Task directions
Search the material below for the string "Şifreleme" and extract each line that has it.

Task data
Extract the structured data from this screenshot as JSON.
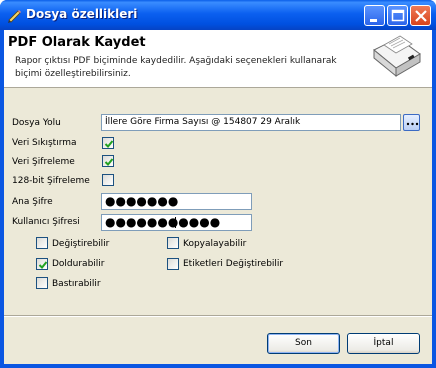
{
  "window": {
    "title": "Dosya özellikleri"
  },
  "header": {
    "title": "PDF Olarak Kaydet",
    "description": "Rapor çıktısı PDF biçiminde kaydedilir. Aşağıdaki seçenekleri kullanarak biçimi özelleştirebilirsiniz."
  },
  "form": {
    "file_path": {
      "label": "Dosya Yolu",
      "value": "İllere Göre Firma Sayısı @ 154807 29 Aralık",
      "browse_label": "..."
    },
    "compress": {
      "label": "Veri Sıkıştırma",
      "checked": true
    },
    "encrypt": {
      "label": "Veri Şifreleme",
      "checked": true
    },
    "encrypt128": {
      "label": "128-bit Şifreleme",
      "checked": false
    },
    "master_password": {
      "label": "Ana Şifre",
      "value": "●●●●●●●"
    },
    "user_password": {
      "label": "Kullanıcı Şifresi",
      "value": "●●●●●●●●●●●"
    },
    "permissions": [
      {
        "label": "Değiştirebilir",
        "checked": false
      },
      {
        "label": "Kopyalayabilir",
        "checked": false
      },
      {
        "label": "Doldurabilir",
        "checked": true
      },
      {
        "label": "Etiketleri Değiştirebilir",
        "checked": false
      },
      {
        "label": "Bastırabilir",
        "checked": false
      }
    ]
  },
  "buttons": {
    "ok": "Son",
    "cancel": "İptal"
  },
  "colors": {
    "titlebar": "#0a5ee8",
    "face": "#ece9d8",
    "check": "#21a121",
    "close": "#d6431c"
  }
}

Exercise response
      "label": "Veri Şifreleme",
      "label": "128-bit Şifreleme",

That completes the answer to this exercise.